[Start]

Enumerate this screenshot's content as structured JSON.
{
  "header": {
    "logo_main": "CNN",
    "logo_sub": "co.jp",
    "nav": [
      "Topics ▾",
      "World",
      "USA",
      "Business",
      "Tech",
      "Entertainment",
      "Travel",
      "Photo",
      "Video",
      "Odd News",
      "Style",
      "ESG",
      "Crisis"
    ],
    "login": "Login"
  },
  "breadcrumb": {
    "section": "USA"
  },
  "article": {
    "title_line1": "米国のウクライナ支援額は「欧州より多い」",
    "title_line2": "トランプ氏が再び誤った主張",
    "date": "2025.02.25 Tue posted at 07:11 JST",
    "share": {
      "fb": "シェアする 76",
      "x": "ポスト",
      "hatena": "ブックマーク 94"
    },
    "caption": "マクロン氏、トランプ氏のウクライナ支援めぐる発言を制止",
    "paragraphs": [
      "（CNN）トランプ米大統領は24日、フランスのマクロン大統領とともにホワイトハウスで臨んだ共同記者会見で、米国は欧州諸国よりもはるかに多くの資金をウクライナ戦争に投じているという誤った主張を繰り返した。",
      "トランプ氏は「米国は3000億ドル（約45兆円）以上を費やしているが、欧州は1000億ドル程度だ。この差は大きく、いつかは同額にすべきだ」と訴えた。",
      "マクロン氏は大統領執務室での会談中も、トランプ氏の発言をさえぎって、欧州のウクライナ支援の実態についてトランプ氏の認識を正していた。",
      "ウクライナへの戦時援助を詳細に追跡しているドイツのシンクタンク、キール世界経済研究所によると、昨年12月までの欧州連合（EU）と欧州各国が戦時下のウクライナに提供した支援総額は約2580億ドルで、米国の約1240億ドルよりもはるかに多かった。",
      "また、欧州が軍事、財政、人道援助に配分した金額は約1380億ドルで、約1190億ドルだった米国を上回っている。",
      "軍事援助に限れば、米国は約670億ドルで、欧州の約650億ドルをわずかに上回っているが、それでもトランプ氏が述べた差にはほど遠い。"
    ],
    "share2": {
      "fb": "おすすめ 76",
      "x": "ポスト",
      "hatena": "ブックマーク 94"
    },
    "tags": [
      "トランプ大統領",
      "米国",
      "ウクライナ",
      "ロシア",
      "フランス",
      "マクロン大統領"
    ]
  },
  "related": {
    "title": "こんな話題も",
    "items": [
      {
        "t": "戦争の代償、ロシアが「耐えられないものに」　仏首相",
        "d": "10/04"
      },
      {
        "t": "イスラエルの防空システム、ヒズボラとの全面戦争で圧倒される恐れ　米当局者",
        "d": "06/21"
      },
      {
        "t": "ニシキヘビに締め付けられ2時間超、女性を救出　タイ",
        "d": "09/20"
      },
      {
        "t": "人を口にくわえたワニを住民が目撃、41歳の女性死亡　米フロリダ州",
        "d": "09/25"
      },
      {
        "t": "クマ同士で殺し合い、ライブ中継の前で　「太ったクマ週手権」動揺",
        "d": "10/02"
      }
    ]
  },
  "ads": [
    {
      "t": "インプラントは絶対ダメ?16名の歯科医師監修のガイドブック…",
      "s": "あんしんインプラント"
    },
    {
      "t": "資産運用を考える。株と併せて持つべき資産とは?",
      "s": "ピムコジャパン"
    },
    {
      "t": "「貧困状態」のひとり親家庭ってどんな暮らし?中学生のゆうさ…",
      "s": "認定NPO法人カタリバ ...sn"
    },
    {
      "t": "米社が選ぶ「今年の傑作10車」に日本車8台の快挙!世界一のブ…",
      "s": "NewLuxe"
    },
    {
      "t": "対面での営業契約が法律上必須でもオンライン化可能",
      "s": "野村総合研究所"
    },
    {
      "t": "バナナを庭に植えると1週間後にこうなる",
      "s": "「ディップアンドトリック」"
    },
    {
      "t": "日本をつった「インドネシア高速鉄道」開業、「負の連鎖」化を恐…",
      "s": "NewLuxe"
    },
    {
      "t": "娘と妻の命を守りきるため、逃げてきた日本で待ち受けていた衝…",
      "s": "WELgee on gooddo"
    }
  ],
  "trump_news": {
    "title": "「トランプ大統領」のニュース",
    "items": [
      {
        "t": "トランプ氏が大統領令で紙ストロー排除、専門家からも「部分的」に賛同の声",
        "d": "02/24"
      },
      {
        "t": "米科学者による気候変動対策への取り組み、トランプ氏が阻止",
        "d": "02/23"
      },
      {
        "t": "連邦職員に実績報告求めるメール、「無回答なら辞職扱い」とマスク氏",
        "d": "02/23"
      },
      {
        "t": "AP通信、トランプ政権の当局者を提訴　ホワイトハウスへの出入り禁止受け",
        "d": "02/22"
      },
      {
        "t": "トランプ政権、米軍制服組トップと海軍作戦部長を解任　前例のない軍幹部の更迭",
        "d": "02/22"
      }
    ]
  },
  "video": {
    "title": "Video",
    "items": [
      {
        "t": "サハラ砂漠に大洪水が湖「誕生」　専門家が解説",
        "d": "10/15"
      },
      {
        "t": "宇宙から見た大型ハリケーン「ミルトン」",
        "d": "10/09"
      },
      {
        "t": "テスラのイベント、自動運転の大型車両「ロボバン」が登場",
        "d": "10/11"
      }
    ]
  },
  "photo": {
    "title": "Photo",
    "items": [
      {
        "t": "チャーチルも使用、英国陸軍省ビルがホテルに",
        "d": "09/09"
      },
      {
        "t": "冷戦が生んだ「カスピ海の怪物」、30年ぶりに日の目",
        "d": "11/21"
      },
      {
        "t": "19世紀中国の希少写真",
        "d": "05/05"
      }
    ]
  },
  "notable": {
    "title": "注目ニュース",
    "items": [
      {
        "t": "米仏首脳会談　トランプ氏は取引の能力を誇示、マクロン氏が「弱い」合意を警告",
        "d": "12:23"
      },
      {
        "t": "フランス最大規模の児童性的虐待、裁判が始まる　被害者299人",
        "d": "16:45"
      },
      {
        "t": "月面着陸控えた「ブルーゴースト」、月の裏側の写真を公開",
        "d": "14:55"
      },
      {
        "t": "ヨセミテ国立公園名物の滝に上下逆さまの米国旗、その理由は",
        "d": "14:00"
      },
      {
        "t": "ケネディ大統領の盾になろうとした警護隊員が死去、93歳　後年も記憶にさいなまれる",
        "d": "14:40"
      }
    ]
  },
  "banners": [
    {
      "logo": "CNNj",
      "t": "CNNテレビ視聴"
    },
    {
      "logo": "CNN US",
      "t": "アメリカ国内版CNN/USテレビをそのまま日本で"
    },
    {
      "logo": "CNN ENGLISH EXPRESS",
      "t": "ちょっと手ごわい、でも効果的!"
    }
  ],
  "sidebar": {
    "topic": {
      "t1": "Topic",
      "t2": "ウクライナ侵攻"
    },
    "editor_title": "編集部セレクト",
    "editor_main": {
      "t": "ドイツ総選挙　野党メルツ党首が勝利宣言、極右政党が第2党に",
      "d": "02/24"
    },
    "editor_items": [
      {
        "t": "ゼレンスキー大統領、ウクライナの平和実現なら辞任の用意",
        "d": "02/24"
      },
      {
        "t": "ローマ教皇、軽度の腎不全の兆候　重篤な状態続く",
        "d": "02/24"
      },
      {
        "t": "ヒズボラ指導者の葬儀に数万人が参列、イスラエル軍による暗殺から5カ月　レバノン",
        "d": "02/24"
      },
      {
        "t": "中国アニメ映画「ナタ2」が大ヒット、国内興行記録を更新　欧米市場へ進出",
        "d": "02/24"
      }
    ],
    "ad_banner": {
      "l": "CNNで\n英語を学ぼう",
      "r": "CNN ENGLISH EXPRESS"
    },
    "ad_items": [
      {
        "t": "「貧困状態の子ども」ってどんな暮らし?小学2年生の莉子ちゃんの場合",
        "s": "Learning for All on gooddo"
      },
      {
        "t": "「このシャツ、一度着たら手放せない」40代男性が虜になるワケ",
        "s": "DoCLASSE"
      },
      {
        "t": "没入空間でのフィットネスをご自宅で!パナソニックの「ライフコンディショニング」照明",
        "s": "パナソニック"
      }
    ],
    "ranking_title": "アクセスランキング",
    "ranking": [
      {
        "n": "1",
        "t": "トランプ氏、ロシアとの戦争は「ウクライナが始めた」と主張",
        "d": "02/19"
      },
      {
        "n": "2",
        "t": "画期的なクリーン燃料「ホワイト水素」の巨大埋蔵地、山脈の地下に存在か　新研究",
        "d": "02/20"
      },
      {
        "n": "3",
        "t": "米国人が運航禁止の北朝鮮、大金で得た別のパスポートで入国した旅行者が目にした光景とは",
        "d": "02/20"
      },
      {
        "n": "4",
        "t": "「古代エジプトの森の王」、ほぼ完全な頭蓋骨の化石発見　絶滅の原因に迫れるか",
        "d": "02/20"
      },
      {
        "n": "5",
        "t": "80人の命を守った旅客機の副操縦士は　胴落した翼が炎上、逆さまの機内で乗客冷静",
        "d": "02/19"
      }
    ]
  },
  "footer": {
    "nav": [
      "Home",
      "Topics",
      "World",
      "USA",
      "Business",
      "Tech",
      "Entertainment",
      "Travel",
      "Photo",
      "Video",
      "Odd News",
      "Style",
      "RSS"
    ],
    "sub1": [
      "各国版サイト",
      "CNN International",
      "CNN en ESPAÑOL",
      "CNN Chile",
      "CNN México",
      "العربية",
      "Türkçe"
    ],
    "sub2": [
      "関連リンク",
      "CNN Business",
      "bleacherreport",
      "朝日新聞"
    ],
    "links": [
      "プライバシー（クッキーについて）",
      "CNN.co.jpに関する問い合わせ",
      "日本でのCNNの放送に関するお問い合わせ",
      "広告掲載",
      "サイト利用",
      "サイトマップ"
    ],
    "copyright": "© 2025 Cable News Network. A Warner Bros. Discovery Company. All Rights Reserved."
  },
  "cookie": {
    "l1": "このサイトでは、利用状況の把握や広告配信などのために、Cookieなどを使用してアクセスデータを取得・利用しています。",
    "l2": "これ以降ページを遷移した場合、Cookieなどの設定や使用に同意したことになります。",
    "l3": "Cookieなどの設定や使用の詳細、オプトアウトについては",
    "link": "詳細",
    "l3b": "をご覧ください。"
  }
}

[End]

Required work: Give only the count of lines in the data that include the string "EXPRESS".

Response to the task: 2